Extracts from a graphics dataset:

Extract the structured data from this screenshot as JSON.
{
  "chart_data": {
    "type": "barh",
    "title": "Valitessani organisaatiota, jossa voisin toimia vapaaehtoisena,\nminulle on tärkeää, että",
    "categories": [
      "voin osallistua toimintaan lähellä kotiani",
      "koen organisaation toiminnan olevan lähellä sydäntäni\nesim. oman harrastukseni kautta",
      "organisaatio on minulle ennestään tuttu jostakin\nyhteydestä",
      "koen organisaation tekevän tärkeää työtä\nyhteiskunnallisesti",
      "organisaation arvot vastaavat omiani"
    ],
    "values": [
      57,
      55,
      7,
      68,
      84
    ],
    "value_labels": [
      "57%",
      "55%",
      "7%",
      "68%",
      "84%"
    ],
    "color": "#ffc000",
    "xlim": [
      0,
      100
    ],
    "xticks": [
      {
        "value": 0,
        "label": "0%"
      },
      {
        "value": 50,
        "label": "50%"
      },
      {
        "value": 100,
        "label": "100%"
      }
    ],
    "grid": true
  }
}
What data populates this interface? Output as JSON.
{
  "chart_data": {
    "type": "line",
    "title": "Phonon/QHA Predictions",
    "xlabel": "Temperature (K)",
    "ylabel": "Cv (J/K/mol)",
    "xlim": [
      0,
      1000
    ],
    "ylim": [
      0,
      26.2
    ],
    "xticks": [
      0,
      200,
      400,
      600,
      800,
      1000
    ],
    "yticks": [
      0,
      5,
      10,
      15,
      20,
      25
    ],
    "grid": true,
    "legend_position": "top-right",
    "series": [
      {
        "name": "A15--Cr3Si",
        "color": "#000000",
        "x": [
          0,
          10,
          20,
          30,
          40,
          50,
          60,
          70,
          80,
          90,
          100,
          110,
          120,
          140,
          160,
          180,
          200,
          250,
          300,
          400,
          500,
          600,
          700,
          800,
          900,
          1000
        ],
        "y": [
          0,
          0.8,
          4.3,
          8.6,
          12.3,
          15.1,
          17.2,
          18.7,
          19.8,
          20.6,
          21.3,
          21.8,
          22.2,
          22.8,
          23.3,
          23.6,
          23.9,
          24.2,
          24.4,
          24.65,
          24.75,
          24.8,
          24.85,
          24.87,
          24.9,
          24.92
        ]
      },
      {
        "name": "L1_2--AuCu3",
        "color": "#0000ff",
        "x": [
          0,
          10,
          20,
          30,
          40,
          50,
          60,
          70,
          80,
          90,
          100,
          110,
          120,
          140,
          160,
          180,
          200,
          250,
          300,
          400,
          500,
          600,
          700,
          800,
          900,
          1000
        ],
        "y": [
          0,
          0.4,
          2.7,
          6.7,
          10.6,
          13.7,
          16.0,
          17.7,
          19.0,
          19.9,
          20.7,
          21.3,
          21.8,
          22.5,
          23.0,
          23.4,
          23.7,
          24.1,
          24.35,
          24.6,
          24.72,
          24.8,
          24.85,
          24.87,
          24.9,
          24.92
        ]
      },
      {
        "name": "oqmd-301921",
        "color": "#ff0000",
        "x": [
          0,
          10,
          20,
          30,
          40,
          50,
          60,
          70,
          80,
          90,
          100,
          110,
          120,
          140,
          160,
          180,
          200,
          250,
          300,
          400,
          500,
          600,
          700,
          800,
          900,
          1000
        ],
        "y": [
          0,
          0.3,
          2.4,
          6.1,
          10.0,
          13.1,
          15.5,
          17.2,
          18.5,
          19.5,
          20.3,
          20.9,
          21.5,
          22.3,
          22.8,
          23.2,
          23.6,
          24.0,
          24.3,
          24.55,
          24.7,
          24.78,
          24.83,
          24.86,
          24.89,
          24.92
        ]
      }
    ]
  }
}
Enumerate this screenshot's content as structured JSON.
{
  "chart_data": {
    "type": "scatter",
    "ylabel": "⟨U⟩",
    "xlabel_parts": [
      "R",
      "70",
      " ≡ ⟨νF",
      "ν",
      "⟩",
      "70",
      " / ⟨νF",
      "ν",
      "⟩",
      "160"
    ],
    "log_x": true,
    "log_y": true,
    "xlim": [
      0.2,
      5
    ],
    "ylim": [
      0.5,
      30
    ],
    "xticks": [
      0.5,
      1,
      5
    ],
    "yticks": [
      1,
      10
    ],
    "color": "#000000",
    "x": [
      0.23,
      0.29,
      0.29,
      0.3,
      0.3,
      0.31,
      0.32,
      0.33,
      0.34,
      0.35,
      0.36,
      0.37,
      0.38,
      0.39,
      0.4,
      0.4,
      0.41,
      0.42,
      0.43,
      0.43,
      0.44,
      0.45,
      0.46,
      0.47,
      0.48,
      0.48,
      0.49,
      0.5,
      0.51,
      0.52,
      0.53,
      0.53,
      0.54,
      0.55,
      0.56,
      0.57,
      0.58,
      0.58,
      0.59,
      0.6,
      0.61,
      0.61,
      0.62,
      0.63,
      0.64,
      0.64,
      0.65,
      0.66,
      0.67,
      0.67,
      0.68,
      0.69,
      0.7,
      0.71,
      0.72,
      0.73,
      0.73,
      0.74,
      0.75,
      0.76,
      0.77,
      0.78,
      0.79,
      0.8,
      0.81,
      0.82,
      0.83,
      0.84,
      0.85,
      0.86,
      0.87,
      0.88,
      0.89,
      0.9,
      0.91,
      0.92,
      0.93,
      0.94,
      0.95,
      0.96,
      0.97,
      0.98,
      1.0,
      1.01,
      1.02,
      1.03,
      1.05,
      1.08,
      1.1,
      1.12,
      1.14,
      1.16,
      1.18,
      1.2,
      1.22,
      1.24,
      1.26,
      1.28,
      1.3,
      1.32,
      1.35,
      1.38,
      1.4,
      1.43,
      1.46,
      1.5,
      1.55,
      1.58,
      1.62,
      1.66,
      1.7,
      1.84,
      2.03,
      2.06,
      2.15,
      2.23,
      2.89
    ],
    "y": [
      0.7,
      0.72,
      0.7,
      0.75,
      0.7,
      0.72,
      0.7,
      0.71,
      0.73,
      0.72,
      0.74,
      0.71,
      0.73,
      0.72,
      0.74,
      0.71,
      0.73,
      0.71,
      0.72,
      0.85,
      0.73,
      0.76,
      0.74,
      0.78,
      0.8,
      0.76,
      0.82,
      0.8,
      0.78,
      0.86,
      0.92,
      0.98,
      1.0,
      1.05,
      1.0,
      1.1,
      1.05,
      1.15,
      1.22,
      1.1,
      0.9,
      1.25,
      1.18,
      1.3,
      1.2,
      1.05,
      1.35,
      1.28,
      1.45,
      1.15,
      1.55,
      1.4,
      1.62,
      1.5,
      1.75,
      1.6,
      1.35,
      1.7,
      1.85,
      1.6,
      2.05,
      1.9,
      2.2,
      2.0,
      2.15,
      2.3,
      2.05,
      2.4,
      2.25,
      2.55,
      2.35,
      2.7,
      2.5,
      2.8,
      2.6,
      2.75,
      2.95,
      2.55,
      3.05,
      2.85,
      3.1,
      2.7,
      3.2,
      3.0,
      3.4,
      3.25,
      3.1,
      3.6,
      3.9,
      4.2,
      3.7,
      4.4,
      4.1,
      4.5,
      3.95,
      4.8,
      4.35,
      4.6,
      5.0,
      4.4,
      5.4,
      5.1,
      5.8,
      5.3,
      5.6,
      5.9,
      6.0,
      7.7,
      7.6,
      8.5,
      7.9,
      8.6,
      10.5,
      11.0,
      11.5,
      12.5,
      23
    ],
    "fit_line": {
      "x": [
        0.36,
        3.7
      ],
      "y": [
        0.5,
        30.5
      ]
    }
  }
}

PROBLEM TO SOLVE: Extract, word for word, each line of the listing above.

THE REPLY:
Extract the structured data from this screenshot as JSON.
{
  "chart_data": {
    "type": "barh",
    "title": "Valitessani organisaatiota, jossa voisin toimia vapaaehtoisena,\nminulle on tärkeää, että",
    "categories": [
      "voin osallistua toimintaan lähellä kotiani",
      "koen organisaation toiminnan olevan lähellä sydäntäni\nesim. oman harrastukseni kautta",
      "organisaatio on minulle ennestään tuttu jostakin\nyhteydestä",
      "koen organisaation tekevän tärkeää työtä\nyhteiskunnallisesti",
      "organisaation arvot vastaavat omiani"
    ],
    "values": [
      57,
      55,
      7,
      68,
      84
    ],
    "value_labels": [
      "57%",
      "55%",
      "7%",
      "68%",
      "84%"
    ],
    "color": "#ffc000",
    "xlim": [
      0,
      100
    ],
    "xticks": [
      {
        "value": 0,
        "label": "0%"
      },
      {
        "value": 50,
        "label": "50%"
      },
      {
        "value": 100,
        "label": "100%"
      }
    ],
    "grid": true
  }
}
What data populates this interface? Output as JSON.
{
  "chart_data": {
    "type": "line",
    "title": "Phonon/QHA Predictions",
    "xlabel": "Temperature (K)",
    "ylabel": "Cv (J/K/mol)",
    "xlim": [
      0,
      1000
    ],
    "ylim": [
      0,
      26.2
    ],
    "xticks": [
      0,
      200,
      400,
      600,
      800,
      1000
    ],
    "yticks": [
      0,
      5,
      10,
      15,
      20,
      25
    ],
    "grid": true,
    "legend_position": "top-right",
    "series": [
      {
        "name": "A15--Cr3Si",
        "color": "#000000",
        "x": [
          0,
          10,
          20,
          30,
          40,
          50,
          60,
          70,
          80,
          90,
          100,
          110,
          120,
          140,
          160,
          180,
          200,
          250,
          300,
          400,
          500,
          600,
          700,
          800,
          900,
          1000
        ],
        "y": [
          0,
          0.8,
          4.3,
          8.6,
          12.3,
          15.1,
          17.2,
          18.7,
          19.8,
          20.6,
          21.3,
          21.8,
          22.2,
          22.8,
          23.3,
          23.6,
          23.9,
          24.2,
          24.4,
          24.65,
          24.75,
          24.8,
          24.85,
          24.87,
          24.9,
          24.92
        ]
      },
      {
        "name": "L1_2--AuCu3",
        "color": "#0000ff",
        "x": [
          0,
          10,
          20,
          30,
          40,
          50,
          60,
          70,
          80,
          90,
          100,
          110,
          120,
          140,
          160,
          180,
          200,
          250,
          300,
          400,
          500,
          600,
          700,
          800,
          900,
          1000
        ],
        "y": [
          0,
          0.4,
          2.7,
          6.7,
          10.6,
          13.7,
          16.0,
          17.7,
          19.0,
          19.9,
          20.7,
          21.3,
          21.8,
          22.5,
          23.0,
          23.4,
          23.7,
          24.1,
          24.35,
          24.6,
          24.72,
          24.8,
          24.85,
          24.87,
          24.9,
          24.92
        ]
      },
      {
        "name": "oqmd-301921",
        "color": "#ff0000",
        "x": [
          0,
          10,
          20,
          30,
          40,
          50,
          60,
          70,
          80,
          90,
          100,
          110,
          120,
          140,
          160,
          180,
          200,
          250,
          300,
          400,
          500,
          600,
          700,
          800,
          900,
          1000
        ],
        "y": [
          0,
          0.3,
          2.4,
          6.1,
          10.0,
          13.1,
          15.5,
          17.2,
          18.5,
          19.5,
          20.3,
          20.9,
          21.5,
          22.3,
          22.8,
          23.2,
          23.6,
          24.0,
          24.3,
          24.55,
          24.7,
          24.78,
          24.83,
          24.86,
          24.89,
          24.92
        ]
      }
    ]
  }
}
Enumerate this screenshot's content as structured JSON.
{
  "chart_data": {
    "type": "scatter",
    "ylabel": "⟨U⟩",
    "xlabel_parts": [
      "R",
      "70",
      " ≡ ⟨νF",
      "ν",
      "⟩",
      "70",
      " / ⟨νF",
      "ν",
      "⟩",
      "160"
    ],
    "log_x": true,
    "log_y": true,
    "xlim": [
      0.2,
      5
    ],
    "ylim": [
      0.5,
      30
    ],
    "xticks": [
      0.5,
      1,
      5
    ],
    "yticks": [
      1,
      10
    ],
    "color": "#000000",
    "x": [
      0.23,
      0.29,
      0.29,
      0.3,
      0.3,
      0.31,
      0.32,
      0.33,
      0.34,
      0.35,
      0.36,
      0.37,
      0.38,
      0.39,
      0.4,
      0.4,
      0.41,
      0.42,
      0.43,
      0.43,
      0.44,
      0.45,
      0.46,
      0.47,
      0.48,
      0.48,
      0.49,
      0.5,
      0.51,
      0.52,
      0.53,
      0.53,
      0.54,
      0.55,
      0.56,
      0.57,
      0.58,
      0.58,
      0.59,
      0.6,
      0.61,
      0.61,
      0.62,
      0.63,
      0.64,
      0.64,
      0.65,
      0.66,
      0.67,
      0.67,
      0.68,
      0.69,
      0.7,
      0.71,
      0.72,
      0.73,
      0.73,
      0.74,
      0.75,
      0.76,
      0.77,
      0.78,
      0.79,
      0.8,
      0.81,
      0.82,
      0.83,
      0.84,
      0.85,
      0.86,
      0.87,
      0.88,
      0.89,
      0.9,
      0.91,
      0.92,
      0.93,
      0.94,
      0.95,
      0.96,
      0.97,
      0.98,
      1.0,
      1.01,
      1.02,
      1.03,
      1.05,
      1.08,
      1.1,
      1.12,
      1.14,
      1.16,
      1.18,
      1.2,
      1.22,
      1.24,
      1.26,
      1.28,
      1.3,
      1.32,
      1.35,
      1.38,
      1.4,
      1.43,
      1.46,
      1.5,
      1.55,
      1.58,
      1.62,
      1.66,
      1.7,
      1.84,
      2.03,
      2.06,
      2.15,
      2.23,
      2.89
    ],
    "y": [
      0.7,
      0.72,
      0.7,
      0.75,
      0.7,
      0.72,
      0.7,
      0.71,
      0.73,
      0.72,
      0.74,
      0.71,
      0.73,
      0.72,
      0.74,
      0.71,
      0.73,
      0.71,
      0.72,
      0.85,
      0.73,
      0.76,
      0.74,
      0.78,
      0.8,
      0.76,
      0.82,
      0.8,
      0.78,
      0.86,
      0.92,
      0.98,
      1.0,
      1.05,
      1.0,
      1.1,
      1.05,
      1.15,
      1.22,
      1.1,
      0.9,
      1.25,
      1.18,
      1.3,
      1.2,
      1.05,
      1.35,
      1.28,
      1.45,
      1.15,
      1.55,
      1.4,
      1.62,
      1.5,
      1.75,
      1.6,
      1.35,
      1.7,
      1.85,
      1.6,
      2.05,
      1.9,
      2.2,
      2.0,
      2.15,
      2.3,
      2.05,
      2.4,
      2.25,
      2.55,
      2.35,
      2.7,
      2.5,
      2.8,
      2.6,
      2.75,
      2.95,
      2.55,
      3.05,
      2.85,
      3.1,
      2.7,
      3.2,
      3.0,
      3.4,
      3.25,
      3.1,
      3.6,
      3.9,
      4.2,
      3.7,
      4.4,
      4.1,
      4.5,
      3.95,
      4.8,
      4.35,
      4.6,
      5.0,
      4.4,
      5.4,
      5.1,
      5.8,
      5.3,
      5.6,
      5.9,
      6.0,
      7.7,
      7.6,
      8.5,
      7.9,
      8.6,
      10.5,
      11.0,
      11.5,
      12.5,
      23
    ],
    "fit_line": {
      "x": [
        0.36,
        3.7
      ],
      "y": [
        0.5,
        30.5
      ]
    }
  }
}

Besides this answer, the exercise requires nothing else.